[Records that describe figures]
%%
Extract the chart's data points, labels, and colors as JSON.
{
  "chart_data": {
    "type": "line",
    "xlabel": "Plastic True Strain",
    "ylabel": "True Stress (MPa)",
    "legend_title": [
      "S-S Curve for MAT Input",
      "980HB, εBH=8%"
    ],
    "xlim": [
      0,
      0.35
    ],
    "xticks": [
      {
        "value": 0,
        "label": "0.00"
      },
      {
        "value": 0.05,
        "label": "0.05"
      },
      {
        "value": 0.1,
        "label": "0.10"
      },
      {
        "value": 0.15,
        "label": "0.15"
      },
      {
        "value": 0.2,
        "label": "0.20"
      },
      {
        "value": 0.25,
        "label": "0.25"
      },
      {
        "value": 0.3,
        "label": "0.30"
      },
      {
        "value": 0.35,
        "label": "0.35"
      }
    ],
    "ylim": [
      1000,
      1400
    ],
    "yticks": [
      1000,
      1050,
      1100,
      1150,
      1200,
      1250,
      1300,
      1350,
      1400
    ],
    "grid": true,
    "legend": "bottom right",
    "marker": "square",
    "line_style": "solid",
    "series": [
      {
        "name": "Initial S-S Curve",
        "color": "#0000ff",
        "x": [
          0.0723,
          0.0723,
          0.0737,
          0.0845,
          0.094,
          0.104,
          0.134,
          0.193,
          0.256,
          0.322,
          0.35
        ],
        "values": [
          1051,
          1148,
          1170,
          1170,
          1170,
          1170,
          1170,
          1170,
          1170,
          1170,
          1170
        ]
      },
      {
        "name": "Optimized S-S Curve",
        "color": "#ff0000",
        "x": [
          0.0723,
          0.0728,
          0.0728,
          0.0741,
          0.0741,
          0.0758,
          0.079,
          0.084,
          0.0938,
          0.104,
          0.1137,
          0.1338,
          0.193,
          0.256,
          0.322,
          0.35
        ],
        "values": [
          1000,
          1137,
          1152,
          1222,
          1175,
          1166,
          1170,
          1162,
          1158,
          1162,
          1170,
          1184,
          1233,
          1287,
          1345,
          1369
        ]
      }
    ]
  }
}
%%
■ AIM OF THE TASK
Word for word, quote all of the data above.

■ WRITTEN ANSWER
Extract the chart's data points, labels, and colors as JSON.
{
  "chart_data": {
    "type": "line",
    "xlabel": "Plastic True Strain",
    "ylabel": "True Stress (MPa)",
    "legend_title": [
      "S-S Curve for MAT Input",
      "980HB, εBH=8%"
    ],
    "xlim": [
      0,
      0.35
    ],
    "xticks": [
      {
        "value": 0,
        "label": "0.00"
      },
      {
        "value": 0.05,
        "label": "0.05"
      },
      {
        "value": 0.1,
        "label": "0.10"
      },
      {
        "value": 0.15,
        "label": "0.15"
      },
      {
        "value": 0.2,
        "label": "0.20"
      },
      {
        "value": 0.25,
        "label": "0.25"
      },
      {
        "value": 0.3,
        "label": "0.30"
      },
      {
        "value": 0.35,
        "label": "0.35"
      }
    ],
    "ylim": [
      1000,
      1400
    ],
    "yticks": [
      1000,
      1050,
      1100,
      1150,
      1200,
      1250,
      1300,
      1350,
      1400
    ],
    "grid": true,
    "legend": "bottom right",
    "marker": "square",
    "line_style": "solid",
    "series": [
      {
        "name": "Initial S-S Curve",
        "color": "#0000ff",
        "x": [
          0.0723,
          0.0723,
          0.0737,
          0.0845,
          0.094,
          0.104,
          0.134,
          0.193,
          0.256,
          0.322,
          0.35
        ],
        "values": [
          1051,
          1148,
          1170,
          1170,
          1170,
          1170,
          1170,
          1170,
          1170,
          1170,
          1170
        ]
      },
      {
        "name": "Optimized S-S Curve",
        "color": "#ff0000",
        "x": [
          0.0723,
          0.0728,
          0.0728,
          0.0741,
          0.0741,
          0.0758,
          0.079,
          0.084,
          0.0938,
          0.104,
          0.1137,
          0.1338,
          0.193,
          0.256,
          0.322,
          0.35
        ],
        "values": [
          1000,
          1137,
          1152,
          1222,
          1175,
          1166,
          1170,
          1162,
          1158,
          1162,
          1170,
          1184,
          1233,
          1287,
          1345,
          1369
        ]
      }
    ]
  }
}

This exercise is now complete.